Saved data entries:
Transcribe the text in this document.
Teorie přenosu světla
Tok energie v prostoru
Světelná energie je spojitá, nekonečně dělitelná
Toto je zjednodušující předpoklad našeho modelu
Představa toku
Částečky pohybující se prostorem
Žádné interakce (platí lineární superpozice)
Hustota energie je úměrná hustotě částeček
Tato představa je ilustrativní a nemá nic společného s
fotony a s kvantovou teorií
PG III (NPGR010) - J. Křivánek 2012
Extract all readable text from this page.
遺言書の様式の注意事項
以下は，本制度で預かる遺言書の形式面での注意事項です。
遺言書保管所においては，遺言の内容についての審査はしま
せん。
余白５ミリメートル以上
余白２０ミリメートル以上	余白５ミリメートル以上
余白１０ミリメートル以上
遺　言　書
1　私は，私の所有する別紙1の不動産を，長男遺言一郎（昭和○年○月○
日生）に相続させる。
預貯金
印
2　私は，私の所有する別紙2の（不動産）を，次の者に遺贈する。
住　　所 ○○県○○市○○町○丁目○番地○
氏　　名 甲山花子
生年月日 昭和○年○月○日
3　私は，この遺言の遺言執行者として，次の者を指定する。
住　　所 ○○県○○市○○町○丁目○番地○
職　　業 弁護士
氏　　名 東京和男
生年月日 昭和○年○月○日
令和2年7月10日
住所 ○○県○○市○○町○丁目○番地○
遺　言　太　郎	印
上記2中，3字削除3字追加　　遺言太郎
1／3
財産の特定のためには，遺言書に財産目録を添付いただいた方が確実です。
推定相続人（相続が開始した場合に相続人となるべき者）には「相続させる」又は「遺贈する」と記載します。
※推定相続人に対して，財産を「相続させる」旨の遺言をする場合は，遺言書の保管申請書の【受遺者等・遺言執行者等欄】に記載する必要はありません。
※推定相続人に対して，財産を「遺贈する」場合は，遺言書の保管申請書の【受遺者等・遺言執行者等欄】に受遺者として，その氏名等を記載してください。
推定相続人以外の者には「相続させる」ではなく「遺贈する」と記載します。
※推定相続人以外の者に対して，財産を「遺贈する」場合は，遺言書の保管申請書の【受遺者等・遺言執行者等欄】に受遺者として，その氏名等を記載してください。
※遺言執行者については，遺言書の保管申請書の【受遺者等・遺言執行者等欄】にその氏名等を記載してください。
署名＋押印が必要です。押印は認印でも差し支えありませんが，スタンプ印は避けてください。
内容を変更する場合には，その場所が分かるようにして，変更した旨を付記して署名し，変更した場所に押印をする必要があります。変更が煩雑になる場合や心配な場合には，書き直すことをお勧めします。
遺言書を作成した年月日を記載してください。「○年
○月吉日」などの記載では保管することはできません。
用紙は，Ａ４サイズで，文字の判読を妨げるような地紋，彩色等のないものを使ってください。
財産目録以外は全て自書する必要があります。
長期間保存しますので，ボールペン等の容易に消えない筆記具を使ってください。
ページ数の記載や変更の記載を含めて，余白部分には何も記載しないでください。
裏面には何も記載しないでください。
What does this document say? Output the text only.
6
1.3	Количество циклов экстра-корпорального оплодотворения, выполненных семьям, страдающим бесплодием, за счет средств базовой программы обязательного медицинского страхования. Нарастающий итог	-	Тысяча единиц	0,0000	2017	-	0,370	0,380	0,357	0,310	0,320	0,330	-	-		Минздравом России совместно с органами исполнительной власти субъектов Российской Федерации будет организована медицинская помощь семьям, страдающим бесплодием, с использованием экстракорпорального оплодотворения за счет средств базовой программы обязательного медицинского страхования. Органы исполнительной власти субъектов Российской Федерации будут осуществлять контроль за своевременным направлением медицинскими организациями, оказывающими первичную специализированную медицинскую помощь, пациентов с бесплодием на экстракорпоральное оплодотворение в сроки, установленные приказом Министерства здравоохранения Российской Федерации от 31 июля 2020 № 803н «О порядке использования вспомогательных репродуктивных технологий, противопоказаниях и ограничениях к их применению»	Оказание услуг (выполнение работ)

Requirement
Type out the full listing again, exactly as given.

Response below
Transcribe the text in this document.
Teorie přenosu světla
Tok energie v prostoru
Světelná energie je spojitá, nekonečně dělitelná
Toto je zjednodušující předpoklad našeho modelu
Představa toku
Částečky pohybující se prostorem
Žádné interakce (platí lineární superpozice)
Hustota energie je úměrná hustotě částeček
Tato představa je ilustrativní a nemá nic společného s
fotony a s kvantovou teorií
PG III (NPGR010) - J. Křivánek 2012
Extract all readable text from this page.
遺言書の様式の注意事項
以下は，本制度で預かる遺言書の形式面での注意事項です。
遺言書保管所においては，遺言の内容についての審査はしま
せん。
余白５ミリメートル以上
余白２０ミリメートル以上	余白５ミリメートル以上
余白１０ミリメートル以上
遺　言　書
1　私は，私の所有する別紙1の不動産を，長男遺言一郎（昭和○年○月○
日生）に相続させる。
預貯金
印
2　私は，私の所有する別紙2の（不動産）を，次の者に遺贈する。
住　　所 ○○県○○市○○町○丁目○番地○
氏　　名 甲山花子
生年月日 昭和○年○月○日
3　私は，この遺言の遺言執行者として，次の者を指定する。
住　　所 ○○県○○市○○町○丁目○番地○
職　　業 弁護士
氏　　名 東京和男
生年月日 昭和○年○月○日
令和2年7月10日
住所 ○○県○○市○○町○丁目○番地○
遺　言　太　郎	印
上記2中，3字削除3字追加　　遺言太郎
1／3
財産の特定のためには，遺言書に財産目録を添付いただいた方が確実です。
推定相続人（相続が開始した場合に相続人となるべき者）には「相続させる」又は「遺贈する」と記載します。
※推定相続人に対して，財産を「相続させる」旨の遺言をする場合は，遺言書の保管申請書の【受遺者等・遺言執行者等欄】に記載する必要はありません。
※推定相続人に対して，財産を「遺贈する」場合は，遺言書の保管申請書の【受遺者等・遺言執行者等欄】に受遺者として，その氏名等を記載してください。
推定相続人以外の者には「相続させる」ではなく「遺贈する」と記載します。
※推定相続人以外の者に対して，財産を「遺贈する」場合は，遺言書の保管申請書の【受遺者等・遺言執行者等欄】に受遺者として，その氏名等を記載してください。
※遺言執行者については，遺言書の保管申請書の【受遺者等・遺言執行者等欄】にその氏名等を記載してください。
署名＋押印が必要です。押印は認印でも差し支えありませんが，スタンプ印は避けてください。
内容を変更する場合には，その場所が分かるようにして，変更した旨を付記して署名し，変更した場所に押印をする必要があります。変更が煩雑になる場合や心配な場合には，書き直すことをお勧めします。
遺言書を作成した年月日を記載してください。「○年
○月吉日」などの記載では保管することはできません。
用紙は，Ａ４サイズで，文字の判読を妨げるような地紋，彩色等のないものを使ってください。
財産目録以外は全て自書する必要があります。
長期間保存しますので，ボールペン等の容易に消えない筆記具を使ってください。
ページ数の記載や変更の記載を含めて，余白部分には何も記載しないでください。
裏面には何も記載しないでください。
What does this document say? Output the text only.
6
1.3	Количество циклов экстра-корпорального оплодотворения, выполненных семьям, страдающим бесплодием, за счет средств базовой программы обязательного медицинского страхования. Нарастающий итог	-	Тысяча единиц	0,0000	2017	-	0,370	0,380	0,357	0,310	0,320	0,330	-	-		Минздравом России совместно с органами исполнительной власти субъектов Российской Федерации будет организована медицинская помощь семьям, страдающим бесплодием, с использованием экстракорпорального оплодотворения за счет средств базовой программы обязательного медицинского страхования. Органы исполнительной власти субъектов Российской Федерации будут осуществлять контроль за своевременным направлением медицинскими организациями, оказывающими первичную специализированную медицинскую помощь, пациентов с бесплодием на экстракорпоральное оплодотворение в сроки, установленные приказом Министерства здравоохранения Российской Федерации от 31 июля 2020 № 803н «О порядке использования вспомогательных репродуктивных технологий, противопоказаниях и ограничениях к их применению»	Оказание услуг (выполнение работ)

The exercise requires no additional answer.